= Written exercise =
Note how many lines contain "content" and give that number, with nothing else.

= Information shown =

****************

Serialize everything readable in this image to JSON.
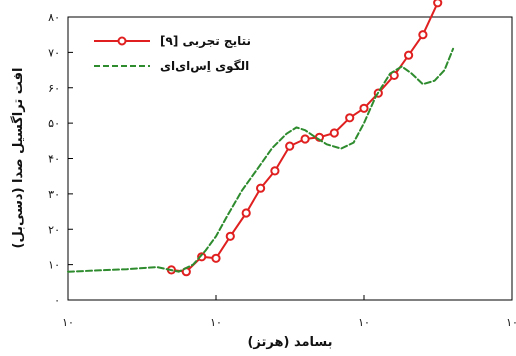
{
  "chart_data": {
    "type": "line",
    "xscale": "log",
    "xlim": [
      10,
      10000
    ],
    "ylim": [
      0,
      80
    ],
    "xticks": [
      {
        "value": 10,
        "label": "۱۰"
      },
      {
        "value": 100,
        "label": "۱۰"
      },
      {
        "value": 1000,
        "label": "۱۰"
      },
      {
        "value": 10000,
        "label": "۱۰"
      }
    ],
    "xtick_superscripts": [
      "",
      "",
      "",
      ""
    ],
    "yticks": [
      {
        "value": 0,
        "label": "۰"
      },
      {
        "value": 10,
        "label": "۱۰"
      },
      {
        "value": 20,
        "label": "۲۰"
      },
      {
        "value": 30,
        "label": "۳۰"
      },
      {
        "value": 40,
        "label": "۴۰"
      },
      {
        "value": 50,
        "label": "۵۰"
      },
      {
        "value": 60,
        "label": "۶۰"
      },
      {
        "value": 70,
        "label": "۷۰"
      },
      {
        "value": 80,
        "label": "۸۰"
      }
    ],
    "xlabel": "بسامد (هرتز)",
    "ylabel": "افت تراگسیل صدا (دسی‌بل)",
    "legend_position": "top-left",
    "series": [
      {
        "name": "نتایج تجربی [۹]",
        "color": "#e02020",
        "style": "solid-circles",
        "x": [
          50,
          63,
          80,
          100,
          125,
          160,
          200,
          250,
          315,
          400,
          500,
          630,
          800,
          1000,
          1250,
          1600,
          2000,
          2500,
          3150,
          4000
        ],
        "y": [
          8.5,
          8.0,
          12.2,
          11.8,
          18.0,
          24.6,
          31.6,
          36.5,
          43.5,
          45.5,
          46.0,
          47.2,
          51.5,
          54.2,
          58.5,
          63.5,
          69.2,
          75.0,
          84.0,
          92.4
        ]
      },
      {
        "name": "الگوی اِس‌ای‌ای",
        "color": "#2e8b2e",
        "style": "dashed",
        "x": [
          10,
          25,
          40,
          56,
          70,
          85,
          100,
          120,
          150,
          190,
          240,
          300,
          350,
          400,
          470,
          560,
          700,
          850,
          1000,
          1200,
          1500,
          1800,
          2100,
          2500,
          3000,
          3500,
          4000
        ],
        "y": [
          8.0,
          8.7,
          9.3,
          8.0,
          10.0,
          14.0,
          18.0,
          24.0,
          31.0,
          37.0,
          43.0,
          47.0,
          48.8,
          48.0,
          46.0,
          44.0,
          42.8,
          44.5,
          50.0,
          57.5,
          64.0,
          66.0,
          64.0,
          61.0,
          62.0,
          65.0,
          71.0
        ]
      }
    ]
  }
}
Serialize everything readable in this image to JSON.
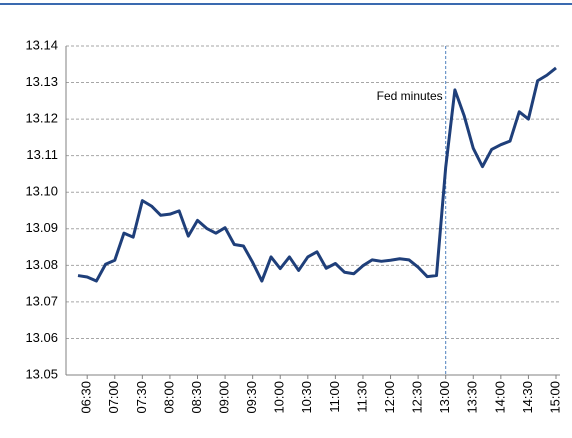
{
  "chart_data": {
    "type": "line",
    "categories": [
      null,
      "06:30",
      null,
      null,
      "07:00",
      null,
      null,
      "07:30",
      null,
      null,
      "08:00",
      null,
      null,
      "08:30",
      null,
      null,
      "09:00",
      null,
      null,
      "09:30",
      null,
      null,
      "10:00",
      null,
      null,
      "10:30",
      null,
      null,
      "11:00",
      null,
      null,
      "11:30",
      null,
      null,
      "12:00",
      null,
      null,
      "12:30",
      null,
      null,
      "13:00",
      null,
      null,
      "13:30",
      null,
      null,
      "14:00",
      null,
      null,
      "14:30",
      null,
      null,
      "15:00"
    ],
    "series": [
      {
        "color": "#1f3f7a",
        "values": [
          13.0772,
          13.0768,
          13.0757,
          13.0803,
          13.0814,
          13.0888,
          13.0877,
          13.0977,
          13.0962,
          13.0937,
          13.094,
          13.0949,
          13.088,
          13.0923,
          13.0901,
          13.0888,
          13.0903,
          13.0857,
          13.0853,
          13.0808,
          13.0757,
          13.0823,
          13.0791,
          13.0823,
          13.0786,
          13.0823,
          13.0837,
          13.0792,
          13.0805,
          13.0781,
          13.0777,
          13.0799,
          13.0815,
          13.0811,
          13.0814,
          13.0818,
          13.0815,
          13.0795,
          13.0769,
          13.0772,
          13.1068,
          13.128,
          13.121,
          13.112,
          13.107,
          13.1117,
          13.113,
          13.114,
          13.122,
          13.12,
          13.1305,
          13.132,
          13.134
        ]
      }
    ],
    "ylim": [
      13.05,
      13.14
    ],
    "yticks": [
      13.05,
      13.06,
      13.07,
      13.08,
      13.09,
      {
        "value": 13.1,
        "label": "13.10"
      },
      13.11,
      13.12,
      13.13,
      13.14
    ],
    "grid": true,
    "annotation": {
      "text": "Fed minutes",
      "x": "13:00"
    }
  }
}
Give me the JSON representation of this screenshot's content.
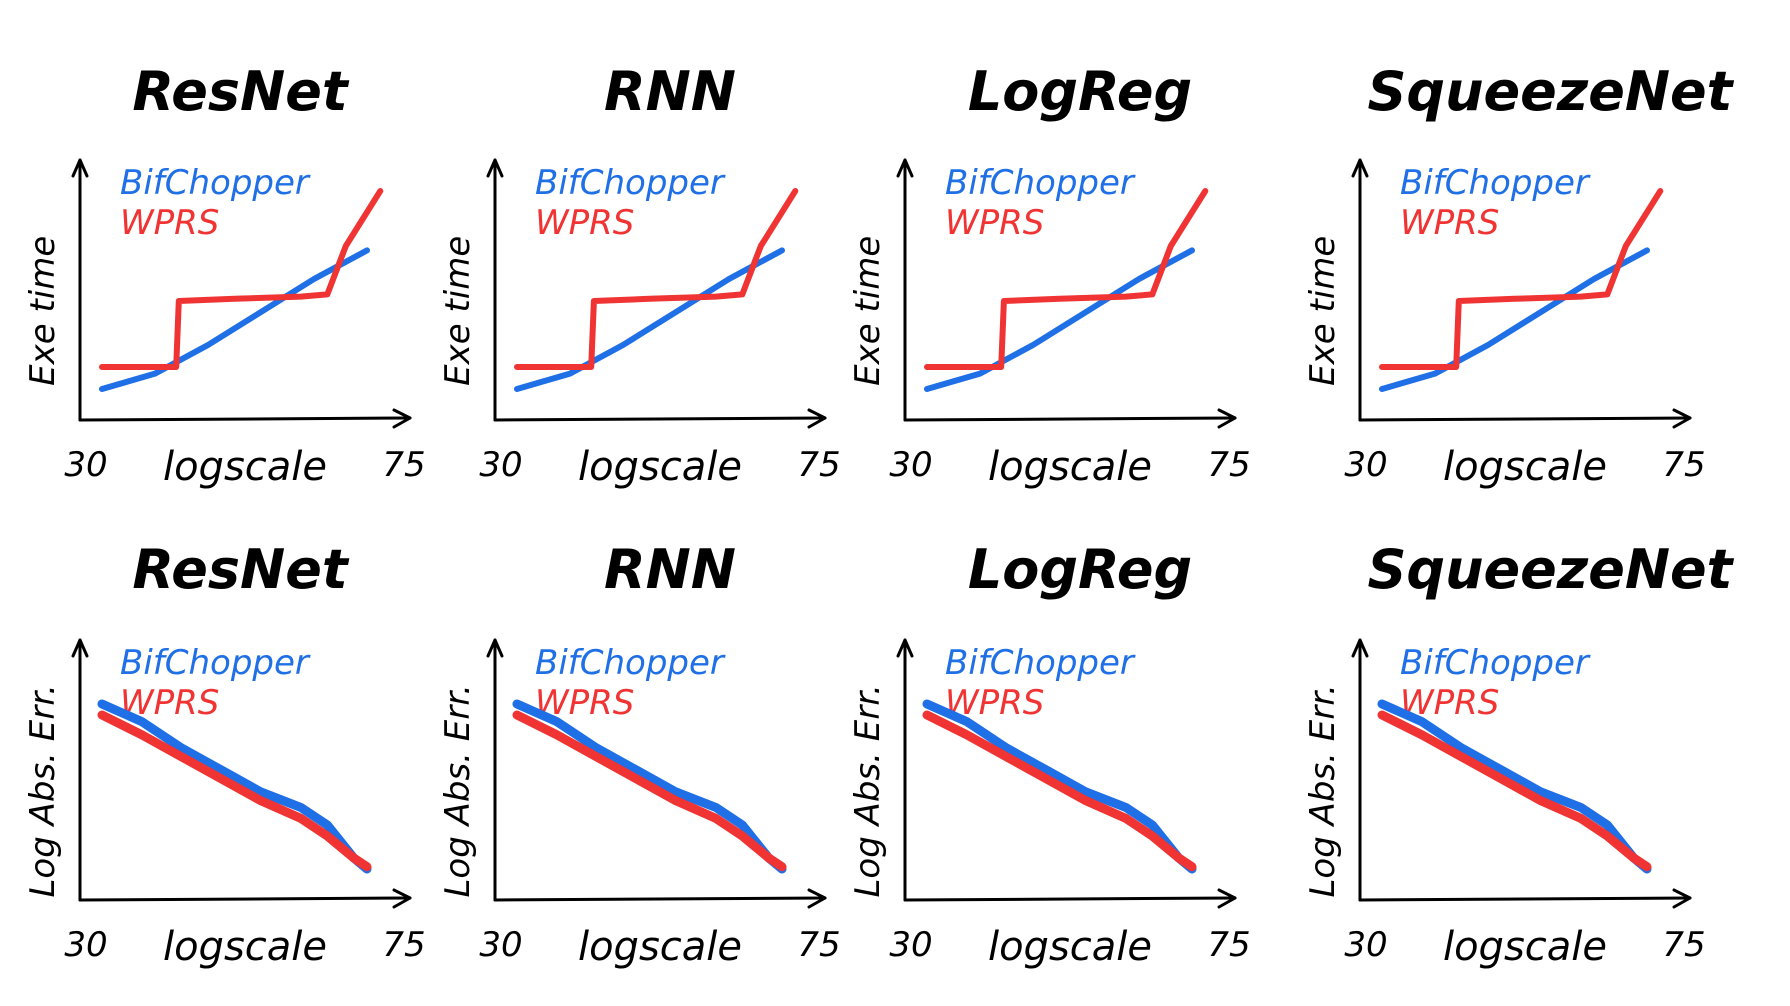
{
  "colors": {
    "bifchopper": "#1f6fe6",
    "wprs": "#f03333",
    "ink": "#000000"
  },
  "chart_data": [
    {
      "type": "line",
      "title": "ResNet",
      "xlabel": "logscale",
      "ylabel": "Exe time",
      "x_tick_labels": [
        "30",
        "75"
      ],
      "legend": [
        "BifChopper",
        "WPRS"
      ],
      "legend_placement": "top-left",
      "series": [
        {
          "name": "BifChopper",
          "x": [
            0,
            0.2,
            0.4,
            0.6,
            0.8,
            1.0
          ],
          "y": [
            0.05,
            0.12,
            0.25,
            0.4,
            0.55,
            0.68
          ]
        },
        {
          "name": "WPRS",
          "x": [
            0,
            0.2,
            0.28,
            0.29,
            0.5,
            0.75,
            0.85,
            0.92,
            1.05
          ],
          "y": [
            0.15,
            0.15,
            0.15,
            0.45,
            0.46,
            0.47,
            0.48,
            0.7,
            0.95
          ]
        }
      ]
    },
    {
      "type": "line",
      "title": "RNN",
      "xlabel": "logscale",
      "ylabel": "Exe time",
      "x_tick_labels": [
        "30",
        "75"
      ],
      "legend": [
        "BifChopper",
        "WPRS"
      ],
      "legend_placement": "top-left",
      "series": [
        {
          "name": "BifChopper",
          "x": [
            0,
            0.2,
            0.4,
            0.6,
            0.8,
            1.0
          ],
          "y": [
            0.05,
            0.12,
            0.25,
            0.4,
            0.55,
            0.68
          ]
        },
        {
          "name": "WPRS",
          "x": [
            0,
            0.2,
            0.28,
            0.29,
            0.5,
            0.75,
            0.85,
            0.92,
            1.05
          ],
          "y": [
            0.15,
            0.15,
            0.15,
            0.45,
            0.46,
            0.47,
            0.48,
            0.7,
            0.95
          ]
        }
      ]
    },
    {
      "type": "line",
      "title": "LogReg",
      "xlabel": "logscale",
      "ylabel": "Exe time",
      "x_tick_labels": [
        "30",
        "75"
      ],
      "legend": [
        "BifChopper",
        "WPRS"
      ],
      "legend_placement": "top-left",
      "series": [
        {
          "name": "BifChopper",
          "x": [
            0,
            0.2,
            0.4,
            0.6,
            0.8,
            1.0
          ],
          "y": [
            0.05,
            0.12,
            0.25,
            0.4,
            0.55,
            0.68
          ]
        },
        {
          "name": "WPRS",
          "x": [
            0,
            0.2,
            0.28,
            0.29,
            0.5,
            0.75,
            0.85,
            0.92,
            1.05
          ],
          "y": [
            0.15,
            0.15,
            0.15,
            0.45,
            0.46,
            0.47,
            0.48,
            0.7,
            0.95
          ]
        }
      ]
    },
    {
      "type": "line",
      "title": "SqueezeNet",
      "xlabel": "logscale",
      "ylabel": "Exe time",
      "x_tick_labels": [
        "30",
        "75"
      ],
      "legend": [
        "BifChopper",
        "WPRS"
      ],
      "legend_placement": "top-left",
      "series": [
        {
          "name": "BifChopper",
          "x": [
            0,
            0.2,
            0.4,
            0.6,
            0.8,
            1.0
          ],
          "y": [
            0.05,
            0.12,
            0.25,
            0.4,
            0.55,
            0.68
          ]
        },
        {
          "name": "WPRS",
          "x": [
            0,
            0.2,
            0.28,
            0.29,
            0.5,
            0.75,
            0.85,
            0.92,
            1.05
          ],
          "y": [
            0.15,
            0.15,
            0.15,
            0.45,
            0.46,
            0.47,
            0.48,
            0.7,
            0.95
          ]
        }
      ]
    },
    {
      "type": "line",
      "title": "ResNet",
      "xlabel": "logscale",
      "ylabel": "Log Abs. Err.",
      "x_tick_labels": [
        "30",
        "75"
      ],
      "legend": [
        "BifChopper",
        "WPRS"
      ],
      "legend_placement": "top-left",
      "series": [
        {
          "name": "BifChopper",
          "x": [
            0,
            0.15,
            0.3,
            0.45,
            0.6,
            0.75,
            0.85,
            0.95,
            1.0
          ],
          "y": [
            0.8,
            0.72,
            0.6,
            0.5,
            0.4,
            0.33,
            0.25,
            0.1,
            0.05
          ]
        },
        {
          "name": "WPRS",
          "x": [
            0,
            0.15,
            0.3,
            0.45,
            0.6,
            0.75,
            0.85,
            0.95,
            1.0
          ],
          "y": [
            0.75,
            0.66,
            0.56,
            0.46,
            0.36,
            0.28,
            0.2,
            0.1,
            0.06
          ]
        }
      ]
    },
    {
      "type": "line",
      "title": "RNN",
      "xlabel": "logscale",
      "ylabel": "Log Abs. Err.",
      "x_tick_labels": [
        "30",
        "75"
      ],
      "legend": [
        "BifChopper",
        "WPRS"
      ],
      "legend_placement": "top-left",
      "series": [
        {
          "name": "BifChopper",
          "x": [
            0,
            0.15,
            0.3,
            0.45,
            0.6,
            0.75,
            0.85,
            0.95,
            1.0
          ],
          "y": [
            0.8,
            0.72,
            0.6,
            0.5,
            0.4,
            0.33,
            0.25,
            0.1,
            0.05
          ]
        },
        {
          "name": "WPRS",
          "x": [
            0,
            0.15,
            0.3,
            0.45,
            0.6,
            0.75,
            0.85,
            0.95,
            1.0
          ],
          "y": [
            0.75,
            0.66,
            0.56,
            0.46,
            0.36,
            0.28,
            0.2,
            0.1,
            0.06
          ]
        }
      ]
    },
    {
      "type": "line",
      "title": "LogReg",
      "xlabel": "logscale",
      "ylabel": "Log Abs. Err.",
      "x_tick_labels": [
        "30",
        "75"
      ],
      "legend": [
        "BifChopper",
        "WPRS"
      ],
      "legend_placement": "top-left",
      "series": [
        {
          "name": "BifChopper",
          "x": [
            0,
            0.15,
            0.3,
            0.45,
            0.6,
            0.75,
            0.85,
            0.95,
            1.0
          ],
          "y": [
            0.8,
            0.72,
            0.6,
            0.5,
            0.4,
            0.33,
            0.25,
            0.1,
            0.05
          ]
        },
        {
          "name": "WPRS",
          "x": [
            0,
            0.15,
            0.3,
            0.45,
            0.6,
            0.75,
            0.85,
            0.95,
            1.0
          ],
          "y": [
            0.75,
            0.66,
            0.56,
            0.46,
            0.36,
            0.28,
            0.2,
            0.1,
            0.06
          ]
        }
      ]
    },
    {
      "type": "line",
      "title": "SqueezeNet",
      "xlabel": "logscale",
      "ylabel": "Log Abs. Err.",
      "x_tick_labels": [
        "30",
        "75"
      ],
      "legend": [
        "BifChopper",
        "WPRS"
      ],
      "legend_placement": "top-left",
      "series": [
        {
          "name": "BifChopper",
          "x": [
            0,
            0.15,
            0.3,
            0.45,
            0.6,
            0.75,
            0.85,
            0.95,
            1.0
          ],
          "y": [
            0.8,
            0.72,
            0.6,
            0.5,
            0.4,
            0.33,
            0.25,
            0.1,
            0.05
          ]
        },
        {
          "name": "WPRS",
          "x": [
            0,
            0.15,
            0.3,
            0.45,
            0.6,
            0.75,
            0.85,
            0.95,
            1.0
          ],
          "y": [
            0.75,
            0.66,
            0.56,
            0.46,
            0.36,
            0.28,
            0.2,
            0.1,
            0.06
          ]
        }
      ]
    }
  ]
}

****************

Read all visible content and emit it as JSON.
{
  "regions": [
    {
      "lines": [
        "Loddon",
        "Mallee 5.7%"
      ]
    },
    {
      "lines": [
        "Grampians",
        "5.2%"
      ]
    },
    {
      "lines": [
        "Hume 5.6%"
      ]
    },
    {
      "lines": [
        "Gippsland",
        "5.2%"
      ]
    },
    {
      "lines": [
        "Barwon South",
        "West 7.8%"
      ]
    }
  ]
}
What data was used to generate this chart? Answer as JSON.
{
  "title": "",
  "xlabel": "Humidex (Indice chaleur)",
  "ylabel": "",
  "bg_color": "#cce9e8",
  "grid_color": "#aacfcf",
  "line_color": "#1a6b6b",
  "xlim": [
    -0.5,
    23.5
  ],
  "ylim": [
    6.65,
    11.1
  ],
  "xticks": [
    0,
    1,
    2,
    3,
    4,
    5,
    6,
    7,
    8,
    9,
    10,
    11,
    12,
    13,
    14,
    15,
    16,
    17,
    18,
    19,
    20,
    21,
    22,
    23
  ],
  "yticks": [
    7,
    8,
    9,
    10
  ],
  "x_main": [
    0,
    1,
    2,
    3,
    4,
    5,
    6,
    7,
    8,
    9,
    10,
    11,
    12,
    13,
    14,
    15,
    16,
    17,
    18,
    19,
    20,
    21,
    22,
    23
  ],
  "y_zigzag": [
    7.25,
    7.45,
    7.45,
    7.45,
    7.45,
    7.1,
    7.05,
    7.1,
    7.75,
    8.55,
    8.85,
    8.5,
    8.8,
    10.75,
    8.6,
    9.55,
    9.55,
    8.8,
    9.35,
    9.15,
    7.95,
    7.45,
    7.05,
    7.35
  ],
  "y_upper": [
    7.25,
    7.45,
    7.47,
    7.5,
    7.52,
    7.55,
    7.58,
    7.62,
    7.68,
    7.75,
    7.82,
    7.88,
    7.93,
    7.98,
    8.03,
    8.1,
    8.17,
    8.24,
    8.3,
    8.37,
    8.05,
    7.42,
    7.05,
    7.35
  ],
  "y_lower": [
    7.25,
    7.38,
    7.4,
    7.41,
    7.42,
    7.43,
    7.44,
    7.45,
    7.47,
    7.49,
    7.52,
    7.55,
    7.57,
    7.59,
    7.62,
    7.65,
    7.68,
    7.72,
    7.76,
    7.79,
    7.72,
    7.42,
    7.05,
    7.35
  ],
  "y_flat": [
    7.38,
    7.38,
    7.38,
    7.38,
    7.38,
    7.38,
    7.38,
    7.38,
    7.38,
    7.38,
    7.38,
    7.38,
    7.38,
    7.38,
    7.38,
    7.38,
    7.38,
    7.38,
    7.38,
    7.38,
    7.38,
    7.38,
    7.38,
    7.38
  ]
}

****************

= Reply =
2